[Annotated element entries]
+-------+
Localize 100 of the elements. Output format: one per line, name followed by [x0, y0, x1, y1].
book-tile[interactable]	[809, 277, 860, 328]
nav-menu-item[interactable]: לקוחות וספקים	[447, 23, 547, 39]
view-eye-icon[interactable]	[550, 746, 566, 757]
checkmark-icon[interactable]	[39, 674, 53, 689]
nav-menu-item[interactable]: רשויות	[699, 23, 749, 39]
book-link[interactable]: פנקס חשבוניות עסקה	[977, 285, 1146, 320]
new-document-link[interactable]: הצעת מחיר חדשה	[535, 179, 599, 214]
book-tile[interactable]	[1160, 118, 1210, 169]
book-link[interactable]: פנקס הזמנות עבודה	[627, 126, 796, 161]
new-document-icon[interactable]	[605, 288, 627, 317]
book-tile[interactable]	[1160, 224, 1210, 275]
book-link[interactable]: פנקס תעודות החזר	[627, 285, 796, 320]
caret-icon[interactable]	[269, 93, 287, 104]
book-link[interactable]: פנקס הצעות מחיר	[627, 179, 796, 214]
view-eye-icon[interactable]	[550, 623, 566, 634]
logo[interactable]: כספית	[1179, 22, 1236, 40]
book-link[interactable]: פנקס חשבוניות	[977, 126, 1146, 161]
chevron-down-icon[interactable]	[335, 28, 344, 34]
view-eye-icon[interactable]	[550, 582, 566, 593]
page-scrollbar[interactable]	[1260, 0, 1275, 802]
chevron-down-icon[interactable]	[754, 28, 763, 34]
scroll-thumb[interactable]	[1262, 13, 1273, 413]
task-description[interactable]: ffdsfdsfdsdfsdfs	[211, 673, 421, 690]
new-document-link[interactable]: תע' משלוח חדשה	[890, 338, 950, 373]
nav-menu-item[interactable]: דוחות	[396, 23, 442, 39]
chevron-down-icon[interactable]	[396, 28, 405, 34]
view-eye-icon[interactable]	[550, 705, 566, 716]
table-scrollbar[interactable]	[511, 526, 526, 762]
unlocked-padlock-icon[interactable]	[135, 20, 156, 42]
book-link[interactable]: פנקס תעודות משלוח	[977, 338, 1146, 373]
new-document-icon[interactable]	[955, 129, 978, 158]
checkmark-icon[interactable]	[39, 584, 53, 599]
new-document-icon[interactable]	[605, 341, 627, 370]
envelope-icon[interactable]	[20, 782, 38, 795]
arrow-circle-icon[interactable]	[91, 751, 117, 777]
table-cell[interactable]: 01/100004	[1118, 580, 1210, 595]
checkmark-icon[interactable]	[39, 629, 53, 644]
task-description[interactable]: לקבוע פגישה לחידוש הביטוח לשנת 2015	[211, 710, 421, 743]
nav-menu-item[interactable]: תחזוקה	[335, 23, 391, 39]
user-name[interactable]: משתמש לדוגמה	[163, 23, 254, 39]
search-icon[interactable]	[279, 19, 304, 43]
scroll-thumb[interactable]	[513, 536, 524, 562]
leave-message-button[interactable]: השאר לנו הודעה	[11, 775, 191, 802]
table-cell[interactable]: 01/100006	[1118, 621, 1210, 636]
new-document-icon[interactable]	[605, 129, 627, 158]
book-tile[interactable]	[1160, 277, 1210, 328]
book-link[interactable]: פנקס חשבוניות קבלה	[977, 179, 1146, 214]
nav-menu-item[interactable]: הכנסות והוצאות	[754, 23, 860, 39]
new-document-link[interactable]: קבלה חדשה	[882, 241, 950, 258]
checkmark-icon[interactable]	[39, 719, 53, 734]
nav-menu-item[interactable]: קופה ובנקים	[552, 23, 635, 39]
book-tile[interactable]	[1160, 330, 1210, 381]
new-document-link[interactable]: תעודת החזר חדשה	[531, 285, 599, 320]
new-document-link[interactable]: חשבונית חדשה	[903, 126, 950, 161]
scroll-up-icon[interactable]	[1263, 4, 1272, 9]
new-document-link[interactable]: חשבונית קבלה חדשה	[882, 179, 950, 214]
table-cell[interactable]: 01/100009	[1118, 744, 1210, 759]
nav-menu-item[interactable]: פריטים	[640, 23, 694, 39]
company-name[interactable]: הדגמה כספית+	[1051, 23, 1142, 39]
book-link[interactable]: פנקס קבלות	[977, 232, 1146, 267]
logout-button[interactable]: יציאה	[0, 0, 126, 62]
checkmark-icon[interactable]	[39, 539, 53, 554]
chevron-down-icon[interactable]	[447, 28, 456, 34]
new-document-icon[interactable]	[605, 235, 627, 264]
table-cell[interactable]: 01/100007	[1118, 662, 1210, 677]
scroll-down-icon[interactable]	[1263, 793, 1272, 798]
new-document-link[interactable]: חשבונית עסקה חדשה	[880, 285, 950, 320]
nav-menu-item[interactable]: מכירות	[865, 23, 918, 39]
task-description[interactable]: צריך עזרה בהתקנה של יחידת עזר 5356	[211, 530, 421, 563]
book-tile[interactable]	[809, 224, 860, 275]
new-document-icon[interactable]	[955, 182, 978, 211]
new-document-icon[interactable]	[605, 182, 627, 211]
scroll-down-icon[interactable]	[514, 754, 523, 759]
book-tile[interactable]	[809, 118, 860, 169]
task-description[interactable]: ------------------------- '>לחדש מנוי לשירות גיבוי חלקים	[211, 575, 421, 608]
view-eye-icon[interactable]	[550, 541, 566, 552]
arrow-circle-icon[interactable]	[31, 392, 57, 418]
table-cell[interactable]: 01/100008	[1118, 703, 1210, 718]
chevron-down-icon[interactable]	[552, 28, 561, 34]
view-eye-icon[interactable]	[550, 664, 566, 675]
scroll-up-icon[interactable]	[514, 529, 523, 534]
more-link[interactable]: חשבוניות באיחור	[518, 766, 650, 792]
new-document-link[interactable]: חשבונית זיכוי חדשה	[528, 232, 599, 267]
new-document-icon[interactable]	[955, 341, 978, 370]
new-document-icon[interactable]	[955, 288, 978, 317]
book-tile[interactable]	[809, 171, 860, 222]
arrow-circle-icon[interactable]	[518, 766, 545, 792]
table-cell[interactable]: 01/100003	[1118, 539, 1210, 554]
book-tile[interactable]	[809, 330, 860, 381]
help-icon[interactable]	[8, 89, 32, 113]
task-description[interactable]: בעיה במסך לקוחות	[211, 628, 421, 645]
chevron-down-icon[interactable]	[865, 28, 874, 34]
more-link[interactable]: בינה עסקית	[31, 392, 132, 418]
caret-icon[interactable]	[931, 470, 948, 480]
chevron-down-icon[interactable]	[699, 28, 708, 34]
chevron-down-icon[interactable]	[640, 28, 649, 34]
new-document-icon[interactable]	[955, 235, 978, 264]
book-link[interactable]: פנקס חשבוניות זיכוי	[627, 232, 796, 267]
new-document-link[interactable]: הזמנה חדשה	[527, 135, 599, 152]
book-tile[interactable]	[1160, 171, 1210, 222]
+-------+
Reproduce every line of the records word for word.

Exercise response
Localize 100 of the elements. Output format: one per line, name followed by [x0, y0, x1, y1].
book-tile[interactable]	[809, 277, 860, 328]
nav-menu-item[interactable]: לקוחות וספקים	[447, 23, 547, 39]
view-eye-icon[interactable]	[550, 746, 566, 757]
checkmark-icon[interactable]	[39, 674, 53, 689]
nav-menu-item[interactable]: רשויות	[699, 23, 749, 39]
book-link[interactable]: פנקס חשבוניות עסקה	[977, 285, 1146, 320]
new-document-link[interactable]: הצעת מחיר חדשה	[535, 179, 599, 214]
book-tile[interactable]	[1160, 118, 1210, 169]
book-link[interactable]: פנקס הזמנות עבודה	[627, 126, 796, 161]
new-document-icon[interactable]	[605, 288, 627, 317]
book-tile[interactable]	[1160, 224, 1210, 275]
book-link[interactable]: פנקס תעודות החזר	[627, 285, 796, 320]
caret-icon[interactable]	[269, 93, 287, 104]
book-link[interactable]: פנקס הצעות מחיר	[627, 179, 796, 214]
view-eye-icon[interactable]	[550, 623, 566, 634]
logo[interactable]: כספית	[1179, 22, 1236, 40]
book-link[interactable]: פנקס חשבוניות	[977, 126, 1146, 161]
chevron-down-icon[interactable]	[335, 28, 344, 34]
view-eye-icon[interactable]	[550, 582, 566, 593]
page-scrollbar[interactable]	[1260, 0, 1275, 802]
chevron-down-icon[interactable]	[754, 28, 763, 34]
scroll-thumb[interactable]	[1262, 13, 1273, 413]
task-description[interactable]: ffdsfdsfdsdfsdfs	[211, 673, 421, 690]
new-document-link[interactable]: תע' משלוח חדשה	[890, 338, 950, 373]
nav-menu-item[interactable]: דוחות	[396, 23, 442, 39]
chevron-down-icon[interactable]	[396, 28, 405, 34]
view-eye-icon[interactable]	[550, 705, 566, 716]
table-scrollbar[interactable]	[511, 526, 526, 762]
unlocked-padlock-icon[interactable]	[135, 20, 156, 42]
book-link[interactable]: פנקס תעודות משלוח	[977, 338, 1146, 373]
new-document-icon[interactable]	[955, 129, 978, 158]
checkmark-icon[interactable]	[39, 584, 53, 599]
new-document-icon[interactable]	[605, 341, 627, 370]
envelope-icon[interactable]	[20, 782, 38, 795]
arrow-circle-icon[interactable]	[91, 751, 117, 777]
table-cell[interactable]: 01/100004	[1118, 580, 1210, 595]
checkmark-icon[interactable]	[39, 629, 53, 644]
task-description[interactable]: לקבוע פגישה לחידוש הביטוח לשנת 2015	[211, 710, 421, 743]
nav-menu-item[interactable]: תחזוקה	[335, 23, 391, 39]
user-name[interactable]: משתמש לדוגמה	[163, 23, 254, 39]
search-icon[interactable]	[279, 19, 304, 43]
scroll-thumb[interactable]	[513, 536, 524, 562]
leave-message-button[interactable]: השאר לנו הודעה	[11, 775, 191, 802]
table-cell[interactable]: 01/100006	[1118, 621, 1210, 636]
new-document-icon[interactable]	[605, 129, 627, 158]
book-tile[interactable]	[1160, 277, 1210, 328]
book-link[interactable]: פנקס חשבוניות קבלה	[977, 179, 1146, 214]
nav-menu-item[interactable]: הכנסות והוצאות	[754, 23, 860, 39]
new-document-link[interactable]: קבלה חדשה	[882, 241, 950, 258]
checkmark-icon[interactable]	[39, 719, 53, 734]
nav-menu-item[interactable]: קופה ובנקים	[552, 23, 635, 39]
book-tile[interactable]	[1160, 330, 1210, 381]
new-document-link[interactable]: תעודת החזר חדשה	[531, 285, 599, 320]
new-document-link[interactable]: חשבונית חדשה	[903, 126, 950, 161]
scroll-up-icon[interactable]	[1263, 4, 1272, 9]
new-document-link[interactable]: חשבונית קבלה חדשה	[882, 179, 950, 214]
table-cell[interactable]: 01/100009	[1118, 744, 1210, 759]
nav-menu-item[interactable]: פריטים	[640, 23, 694, 39]
company-name[interactable]: הדגמה כספית+	[1051, 23, 1142, 39]
book-link[interactable]: פנקס קבלות	[977, 232, 1146, 267]
logout-button[interactable]: יציאה	[0, 0, 126, 62]
checkmark-icon[interactable]	[39, 539, 53, 554]
chevron-down-icon[interactable]	[447, 28, 456, 34]
new-document-icon[interactable]	[605, 235, 627, 264]
table-cell[interactable]: 01/100007	[1118, 662, 1210, 677]
scroll-down-icon[interactable]	[1263, 793, 1272, 798]
new-document-link[interactable]: חשבונית עסקה חדשה	[880, 285, 950, 320]
nav-menu-item[interactable]: מכירות	[865, 23, 918, 39]
task-description[interactable]: צריך עזרה בהתקנה של יחידת עזר 5356	[211, 530, 421, 563]
book-tile[interactable]	[809, 224, 860, 275]
new-document-icon[interactable]	[955, 182, 978, 211]
new-document-icon[interactable]	[605, 182, 627, 211]
scroll-down-icon[interactable]	[514, 754, 523, 759]
book-tile[interactable]	[809, 118, 860, 169]
task-description[interactable]: ------------------------- '>לחדש מנוי לשירות גיבוי חלקים	[211, 575, 421, 608]
view-eye-icon[interactable]	[550, 541, 566, 552]
arrow-circle-icon[interactable]	[31, 392, 57, 418]
table-cell[interactable]: 01/100008	[1118, 703, 1210, 718]
chevron-down-icon[interactable]	[552, 28, 561, 34]
view-eye-icon[interactable]	[550, 664, 566, 675]
scroll-up-icon[interactable]	[514, 529, 523, 534]
more-link[interactable]: חשבוניות באיחור	[518, 766, 650, 792]
new-document-link[interactable]: חשבונית זיכוי חדשה	[528, 232, 599, 267]
new-document-icon[interactable]	[955, 341, 978, 370]
new-document-icon[interactable]	[955, 288, 978, 317]
book-tile[interactable]	[809, 171, 860, 222]
arrow-circle-icon[interactable]	[518, 766, 545, 792]
table-cell[interactable]: 01/100003	[1118, 539, 1210, 554]
book-tile[interactable]	[809, 330, 860, 381]
help-icon[interactable]	[8, 89, 32, 113]
task-description[interactable]: בעיה במסך לקוחות	[211, 628, 421, 645]
chevron-down-icon[interactable]	[865, 28, 874, 34]
more-link[interactable]: בינה עסקית	[31, 392, 132, 418]
caret-icon[interactable]	[931, 470, 948, 480]
chevron-down-icon[interactable]	[699, 28, 708, 34]
chevron-down-icon[interactable]	[640, 28, 649, 34]
new-document-icon[interactable]	[955, 235, 978, 264]
book-link[interactable]: פנקס חשבוניות זיכוי	[627, 232, 796, 267]
new-document-link[interactable]: הזמנה חדשה	[527, 135, 599, 152]
book-tile[interactable]	[1160, 171, 1210, 222]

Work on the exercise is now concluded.